● **Extracted text**:
**********

The aim of this paper is to propose a scientific and practical evaluation method for college students’ learning evaluation. The students’ learning experience and harvest are the ultimate embodiment of colleges teaching quality. Considering the multilevel and fuzzy characteristics of learning evaluation, a novel college evaluation method is put forward based on the analytic hierarchy process and fuzzy comprehensive evaluation. The flow chart and index system for college students’ learning evaluation are designed. Meanwhile, the weight of the evaluation index and the calculation steps of fuzzy evaluation is demonstrated and applied actually. The results show that the method is practical which has advantages over the simple analytic hierarchy process.

1. Introduction

In the west, as early as the 1980s, the famous scholar pace and Boyer proposed that the quality of students in the whole learning process should be paid attention to and taken as the core content of teaching quality monitoring in colleges and universities [1]. The learning centered evaluation has attracted more and more attention in international higher education evaluation. The students’ learning experience and harvest have become the focus which drive the transformation of higher education evaluation from the final emphasis on “teaching” to “learning” [2]. In the past 20 years, the concept of student-centered and learning-centered evaluation has continuously led to the transformation of higher education teaching quality evaluation to the learning paradigm and has gradually become an important research field of learning evaluation for college students in China [3]. To promote the connotative development of higher education, the core is quality, and the key is evaluation. [4] Therefore, the evaluation of college Students’ learning is not only the premise of improving teaching and talent training methods, but also the basic work to promote the connotative development of China’s higher education.

Chinese educators have made great progress in college students’ learning evaluation after years of research and unremitting efforts, such as broadening the research dimension in evaluation content, combination of technology and humanities in evaluation method, unity of instrumental, and value rationality in the evaluation index, which involved foreign excellent research results [3]. However, there are still some deficiencies in China’s college students’ learning evaluation. For example, in terms of evaluation indicators, there is a phenomenon of emphasizing indicators rather than weights, considering that there are defects in the subjectivity and randomness of weight distribution. Nevertheless, the establishment of an index system and the determination of weight are exactly the key and basis for the implementation of college students’ learning evaluation [5]. Therefore, improving ideas should be proposed.

2. Relevant Research Methods

At present, there are many methods about students’ learning evaluation.

**********

● **Some records**:

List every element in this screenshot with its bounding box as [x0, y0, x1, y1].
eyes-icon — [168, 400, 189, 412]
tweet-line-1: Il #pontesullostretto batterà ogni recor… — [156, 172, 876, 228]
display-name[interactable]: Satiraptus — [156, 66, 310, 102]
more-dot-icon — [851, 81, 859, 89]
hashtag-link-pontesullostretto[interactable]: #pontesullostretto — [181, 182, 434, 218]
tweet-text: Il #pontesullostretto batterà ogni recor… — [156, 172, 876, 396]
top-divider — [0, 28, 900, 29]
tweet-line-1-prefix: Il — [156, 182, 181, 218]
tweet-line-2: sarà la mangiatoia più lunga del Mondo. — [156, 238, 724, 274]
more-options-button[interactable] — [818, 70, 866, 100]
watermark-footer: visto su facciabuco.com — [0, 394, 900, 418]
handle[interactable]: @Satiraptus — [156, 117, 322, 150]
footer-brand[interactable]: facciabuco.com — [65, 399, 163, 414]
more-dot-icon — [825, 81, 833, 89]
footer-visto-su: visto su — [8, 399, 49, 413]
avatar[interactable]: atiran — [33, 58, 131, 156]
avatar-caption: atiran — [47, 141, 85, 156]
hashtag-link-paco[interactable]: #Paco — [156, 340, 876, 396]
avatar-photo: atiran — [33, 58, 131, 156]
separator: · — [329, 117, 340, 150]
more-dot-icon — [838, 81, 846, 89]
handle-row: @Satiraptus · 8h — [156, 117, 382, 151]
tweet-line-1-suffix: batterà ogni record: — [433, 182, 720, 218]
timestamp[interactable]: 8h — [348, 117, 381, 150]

**********

● **Instructions**:
- a) Does the learning evaluation passage support each statement below? Answer yes or no for each, and quote the words from the passage that decide it.
(i) The proposed method combines the analytic hierarchy process with fuzzy comprehensive evaluation.
(ii) The passage says that China's college students' learning evaluation no longer has any deficiencies.
(iii) The results are said to show an advantage over the simple analytic hierarchy process.
- b) Answer these questions using the learning evaluation passage.
(i) Over what period has the concept of student-centered and learning-centered evaluation led the transformation toward the learning paradigm?
(ii) What two things does the passage call the key and basis for implementing college students' learning evaluation?
(iii) What two things are designed for college students' learning evaluation?
- c) Reproduce the text of the learning evaluation passage between "The aim of this" and "analytic hierarchy process.", inclusive.
Base every answer on the learning evaluation passage only.

● **Response list**:
- a)
(i) Yes: "a novel college evaluation method is put forward based on the analytic hierarchy process and fuzzy comprehensive evaluation"
(ii) No: "However, there are still some deficiencies in China’s college students’ learning evaluation."
(iii) Yes: "The results show that the method is practical which has advantages over the simple analytic hierarchy process."

- b)
(i) The past 20 years.
(ii) The establishment of an index system and the determination of weight.
(iii) The flow chart and the index system.

- c)
The aim of this paper is to propose a scientific and practical evaluation method for college students’ learning evaluation. The students’ learning experience and harvest are the ultimate embodiment of colleges teaching quality. Considering the multilevel and fuzzy characteristics of learning evaluation, a novel college evaluation method is put forward based on the analytic hierarchy process and fuzzy comprehensive evaluation. The flow chart and index system for college students’ learning evaluation are designed. Meanwhile, the weight of the evaluation index and the calculation steps of fuzzy evaluation is demonstrated and applied actually. The results show that the method is practical which has advantages over the simple analytic hierarchy process.